* **TASK MATERIAL**

-=-=-

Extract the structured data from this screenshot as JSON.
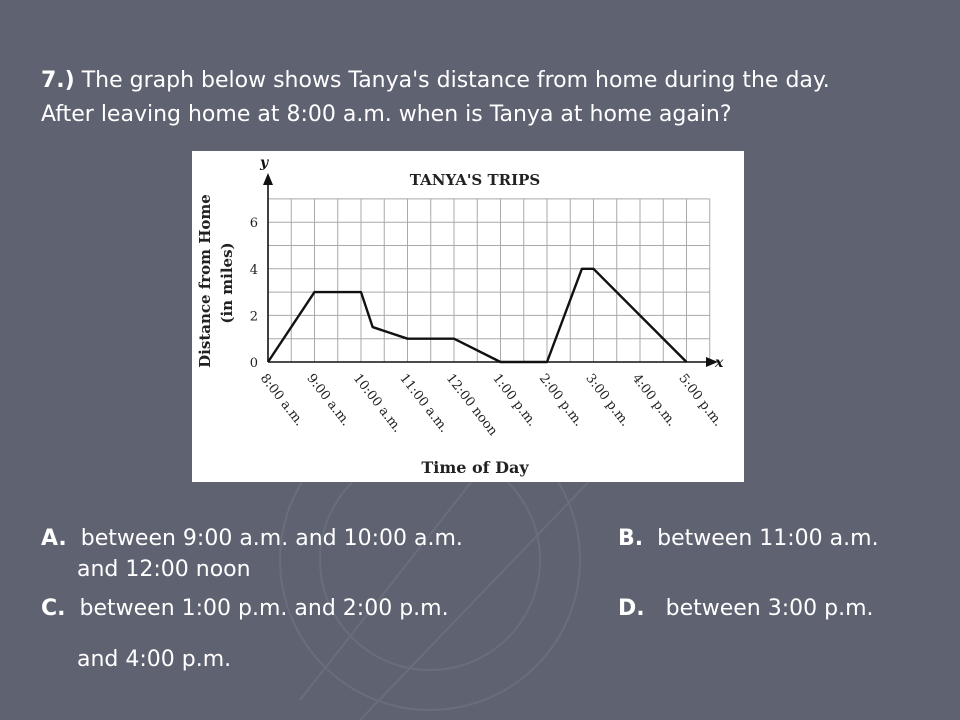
{
  "question": {
    "number": "7.)",
    "line1": " The graph below shows Tanya's distance from home during the day.",
    "line2": "After leaving home at 8:00 a.m. when is Tanya at home again?"
  },
  "answers": {
    "a_letter": "A.",
    "a_text": "between 9:00 a.m. and 10:00 a.m.",
    "b_letter": "B.",
    "b_text": "between 11:00 a.m.",
    "b_text2": "and 12:00 noon",
    "c_letter": "C.",
    "c_text": "between 1:00 p.m. and 2:00 p.m.",
    "d_letter": "D.",
    "d_text": "between 3:00 p.m.",
    "d_text2": "and 4:00 p.m."
  },
  "chart_data": {
    "type": "line",
    "title": "TANYA'S TRIPS",
    "xlabel": "Time of Day",
    "ylabel": "Distance from Home",
    "ylabel2": "(in miles)",
    "x_axis_letter": "x",
    "y_axis_letter": "y",
    "x_tick_labels": [
      "8:00 a.m.",
      "9:00 a.m.",
      "10:00 a.m.",
      "11:00 a.m.",
      "12:00 noon",
      "1:00 p.m.",
      "2:00 p.m.",
      "3:00 p.m.",
      "4:00 p.m.",
      "5:00 p.m."
    ],
    "y_ticks": [
      "0",
      "2",
      "4",
      "6"
    ],
    "xlim": [
      8,
      17.5
    ],
    "ylim": [
      0,
      7
    ],
    "grid": true,
    "series": [
      {
        "x": [
          8,
          9,
          10,
          10.25,
          11,
          12,
          13,
          14,
          14.75,
          15,
          17
        ],
        "y": [
          0,
          3,
          3,
          1.5,
          1,
          1,
          0,
          0,
          4,
          4,
          0
        ]
      }
    ]
  }
}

-=-=-

Give every record again exactly, apart from the pictures, which stay out.

* **RESULT OF THIS EXERCISE**
Extract the structured data from this screenshot as JSON.
{
  "question": {
    "number": "7.)",
    "line1": " The graph below shows Tanya's distance from home during the day.",
    "line2": "After leaving home at 8:00 a.m. when is Tanya at home again?"
  },
  "answers": {
    "a_letter": "A.",
    "a_text": "between 9:00 a.m. and 10:00 a.m.",
    "b_letter": "B.",
    "b_text": "between 11:00 a.m.",
    "b_text2": "and 12:00 noon",
    "c_letter": "C.",
    "c_text": "between 1:00 p.m. and 2:00 p.m.",
    "d_letter": "D.",
    "d_text": "between 3:00 p.m.",
    "d_text2": "and 4:00 p.m."
  },
  "chart_data": {
    "type": "line",
    "title": "TANYA'S TRIPS",
    "xlabel": "Time of Day",
    "ylabel": "Distance from Home",
    "ylabel2": "(in miles)",
    "x_axis_letter": "x",
    "y_axis_letter": "y",
    "x_tick_labels": [
      "8:00 a.m.",
      "9:00 a.m.",
      "10:00 a.m.",
      "11:00 a.m.",
      "12:00 noon",
      "1:00 p.m.",
      "2:00 p.m.",
      "3:00 p.m.",
      "4:00 p.m.",
      "5:00 p.m."
    ],
    "y_ticks": [
      "0",
      "2",
      "4",
      "6"
    ],
    "xlim": [
      8,
      17.5
    ],
    "ylim": [
      0,
      7
    ],
    "grid": true,
    "series": [
      {
        "x": [
          8,
          9,
          10,
          10.25,
          11,
          12,
          13,
          14,
          14.75,
          15,
          17
        ],
        "y": [
          0,
          3,
          3,
          1.5,
          1,
          1,
          0,
          0,
          4,
          4,
          0
        ]
      }
    ]
  }
}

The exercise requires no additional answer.